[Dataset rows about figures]
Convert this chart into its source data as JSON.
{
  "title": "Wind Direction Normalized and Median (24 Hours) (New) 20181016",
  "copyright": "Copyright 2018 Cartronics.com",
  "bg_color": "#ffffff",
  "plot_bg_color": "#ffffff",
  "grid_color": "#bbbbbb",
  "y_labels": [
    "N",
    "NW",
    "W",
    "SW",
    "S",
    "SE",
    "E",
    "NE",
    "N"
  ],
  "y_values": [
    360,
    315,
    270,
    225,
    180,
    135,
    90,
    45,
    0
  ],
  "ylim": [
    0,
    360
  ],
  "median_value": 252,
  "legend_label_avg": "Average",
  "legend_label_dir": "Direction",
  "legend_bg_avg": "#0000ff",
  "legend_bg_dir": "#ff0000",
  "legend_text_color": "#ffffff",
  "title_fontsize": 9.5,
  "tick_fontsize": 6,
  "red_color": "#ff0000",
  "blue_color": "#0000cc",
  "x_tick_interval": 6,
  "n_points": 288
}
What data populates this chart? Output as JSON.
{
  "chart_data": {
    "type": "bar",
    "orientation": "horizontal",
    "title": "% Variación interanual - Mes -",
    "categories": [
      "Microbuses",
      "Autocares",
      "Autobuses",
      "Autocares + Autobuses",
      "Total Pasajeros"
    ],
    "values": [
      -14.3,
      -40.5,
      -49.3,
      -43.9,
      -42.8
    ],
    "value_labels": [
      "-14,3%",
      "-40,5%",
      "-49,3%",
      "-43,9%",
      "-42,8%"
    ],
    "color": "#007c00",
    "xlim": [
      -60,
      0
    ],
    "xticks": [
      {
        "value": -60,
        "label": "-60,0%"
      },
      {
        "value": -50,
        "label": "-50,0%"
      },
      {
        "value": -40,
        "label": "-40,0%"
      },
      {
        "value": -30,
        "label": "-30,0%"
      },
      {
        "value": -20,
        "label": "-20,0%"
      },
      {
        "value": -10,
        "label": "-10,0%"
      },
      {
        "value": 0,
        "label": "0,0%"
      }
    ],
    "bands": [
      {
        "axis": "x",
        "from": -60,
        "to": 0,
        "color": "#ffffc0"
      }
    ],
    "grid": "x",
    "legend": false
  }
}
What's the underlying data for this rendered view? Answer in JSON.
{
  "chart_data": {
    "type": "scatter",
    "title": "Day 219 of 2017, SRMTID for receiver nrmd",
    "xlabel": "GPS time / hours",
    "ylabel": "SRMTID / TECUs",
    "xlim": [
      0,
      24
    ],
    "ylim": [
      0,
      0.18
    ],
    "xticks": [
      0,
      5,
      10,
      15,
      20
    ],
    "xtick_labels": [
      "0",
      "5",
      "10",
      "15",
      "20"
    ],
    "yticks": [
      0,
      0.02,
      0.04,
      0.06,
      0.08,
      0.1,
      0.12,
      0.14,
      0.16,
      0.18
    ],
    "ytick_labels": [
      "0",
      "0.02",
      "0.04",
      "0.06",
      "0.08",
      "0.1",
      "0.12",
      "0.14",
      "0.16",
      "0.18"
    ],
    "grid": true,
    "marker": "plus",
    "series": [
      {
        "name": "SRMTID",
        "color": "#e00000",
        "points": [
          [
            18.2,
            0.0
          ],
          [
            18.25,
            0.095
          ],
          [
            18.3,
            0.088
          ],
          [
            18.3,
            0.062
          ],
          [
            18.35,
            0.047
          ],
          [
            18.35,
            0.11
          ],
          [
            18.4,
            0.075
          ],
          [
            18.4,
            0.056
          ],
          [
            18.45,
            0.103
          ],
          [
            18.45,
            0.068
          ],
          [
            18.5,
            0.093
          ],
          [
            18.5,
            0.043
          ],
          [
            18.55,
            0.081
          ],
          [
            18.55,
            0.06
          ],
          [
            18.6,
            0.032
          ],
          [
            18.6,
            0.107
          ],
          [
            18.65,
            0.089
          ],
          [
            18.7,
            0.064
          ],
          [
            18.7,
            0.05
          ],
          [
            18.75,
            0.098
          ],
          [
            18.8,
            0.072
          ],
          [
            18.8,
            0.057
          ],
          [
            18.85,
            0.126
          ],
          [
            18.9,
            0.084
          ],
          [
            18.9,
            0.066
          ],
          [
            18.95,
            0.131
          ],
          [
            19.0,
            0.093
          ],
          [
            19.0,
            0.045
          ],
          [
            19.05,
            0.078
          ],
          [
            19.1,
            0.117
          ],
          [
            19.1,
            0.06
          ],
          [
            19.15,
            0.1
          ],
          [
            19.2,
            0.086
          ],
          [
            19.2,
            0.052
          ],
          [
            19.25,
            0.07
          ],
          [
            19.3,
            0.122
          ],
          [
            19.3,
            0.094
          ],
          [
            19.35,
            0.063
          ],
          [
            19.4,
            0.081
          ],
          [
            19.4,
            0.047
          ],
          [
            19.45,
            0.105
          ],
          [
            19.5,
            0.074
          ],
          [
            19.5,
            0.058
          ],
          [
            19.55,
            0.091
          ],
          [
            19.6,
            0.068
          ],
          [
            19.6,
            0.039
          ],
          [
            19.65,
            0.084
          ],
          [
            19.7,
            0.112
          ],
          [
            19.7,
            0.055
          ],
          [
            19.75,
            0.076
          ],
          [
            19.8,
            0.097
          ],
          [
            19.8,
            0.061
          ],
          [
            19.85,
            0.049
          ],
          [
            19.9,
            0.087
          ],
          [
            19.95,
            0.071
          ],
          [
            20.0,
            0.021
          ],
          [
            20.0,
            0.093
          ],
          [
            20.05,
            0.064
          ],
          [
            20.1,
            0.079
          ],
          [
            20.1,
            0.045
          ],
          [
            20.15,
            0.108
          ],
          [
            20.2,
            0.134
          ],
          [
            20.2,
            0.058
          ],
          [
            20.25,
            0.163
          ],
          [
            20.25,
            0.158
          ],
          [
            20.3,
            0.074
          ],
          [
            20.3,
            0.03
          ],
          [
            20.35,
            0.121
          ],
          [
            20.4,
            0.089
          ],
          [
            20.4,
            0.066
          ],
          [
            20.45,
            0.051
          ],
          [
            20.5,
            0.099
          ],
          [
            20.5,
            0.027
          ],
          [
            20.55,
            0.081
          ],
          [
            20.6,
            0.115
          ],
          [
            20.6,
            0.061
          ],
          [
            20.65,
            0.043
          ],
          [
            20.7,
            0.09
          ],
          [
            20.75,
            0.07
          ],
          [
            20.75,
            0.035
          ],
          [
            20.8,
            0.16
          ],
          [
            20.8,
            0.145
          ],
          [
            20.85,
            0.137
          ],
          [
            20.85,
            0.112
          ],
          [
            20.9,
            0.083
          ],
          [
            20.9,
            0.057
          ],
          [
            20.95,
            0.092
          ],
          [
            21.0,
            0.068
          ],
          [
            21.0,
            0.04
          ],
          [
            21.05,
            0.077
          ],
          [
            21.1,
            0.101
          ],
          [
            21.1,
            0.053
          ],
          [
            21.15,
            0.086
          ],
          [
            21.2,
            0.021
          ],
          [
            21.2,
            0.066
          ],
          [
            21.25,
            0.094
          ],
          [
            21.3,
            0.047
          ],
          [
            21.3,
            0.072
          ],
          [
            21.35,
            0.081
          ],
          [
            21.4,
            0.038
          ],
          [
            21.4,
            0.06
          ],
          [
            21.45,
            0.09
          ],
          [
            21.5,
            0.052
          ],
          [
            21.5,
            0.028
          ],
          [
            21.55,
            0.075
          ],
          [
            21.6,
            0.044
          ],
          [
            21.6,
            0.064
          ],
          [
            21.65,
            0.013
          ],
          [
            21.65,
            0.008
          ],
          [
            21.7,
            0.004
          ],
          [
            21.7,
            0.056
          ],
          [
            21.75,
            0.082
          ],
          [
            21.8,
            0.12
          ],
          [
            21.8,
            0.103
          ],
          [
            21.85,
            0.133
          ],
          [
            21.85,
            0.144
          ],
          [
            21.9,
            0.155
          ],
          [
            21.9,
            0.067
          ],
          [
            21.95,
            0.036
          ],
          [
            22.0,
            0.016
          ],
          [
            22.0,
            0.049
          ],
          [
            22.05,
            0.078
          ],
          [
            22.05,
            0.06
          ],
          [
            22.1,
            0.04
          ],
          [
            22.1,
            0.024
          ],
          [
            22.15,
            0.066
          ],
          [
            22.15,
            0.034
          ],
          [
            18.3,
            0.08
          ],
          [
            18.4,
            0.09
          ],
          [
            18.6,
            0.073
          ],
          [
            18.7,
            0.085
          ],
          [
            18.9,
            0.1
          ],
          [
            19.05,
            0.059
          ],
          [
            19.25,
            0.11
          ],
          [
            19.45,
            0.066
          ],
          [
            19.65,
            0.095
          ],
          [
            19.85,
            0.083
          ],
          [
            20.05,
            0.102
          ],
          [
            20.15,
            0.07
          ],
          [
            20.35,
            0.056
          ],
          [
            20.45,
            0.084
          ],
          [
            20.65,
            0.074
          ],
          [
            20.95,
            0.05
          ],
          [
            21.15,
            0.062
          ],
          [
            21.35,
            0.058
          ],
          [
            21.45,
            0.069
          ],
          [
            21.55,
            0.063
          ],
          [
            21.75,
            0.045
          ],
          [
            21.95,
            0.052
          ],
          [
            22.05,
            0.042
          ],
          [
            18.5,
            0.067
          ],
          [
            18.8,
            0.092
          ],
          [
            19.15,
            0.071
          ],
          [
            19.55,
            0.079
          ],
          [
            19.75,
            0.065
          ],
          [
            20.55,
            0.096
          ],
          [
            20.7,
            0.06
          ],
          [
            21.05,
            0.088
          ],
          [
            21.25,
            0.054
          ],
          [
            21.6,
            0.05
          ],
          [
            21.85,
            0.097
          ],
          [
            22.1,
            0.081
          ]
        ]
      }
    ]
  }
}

▶ **STATED GOAL**:
Find the word "Direction" in the material, then list each line that holds it.

▶ **FULL ANSWER**:
  "title": "Wind Direction Normalized and Median (24 Hours) (New) 20181016",
  "legend_label_dir": "Direction",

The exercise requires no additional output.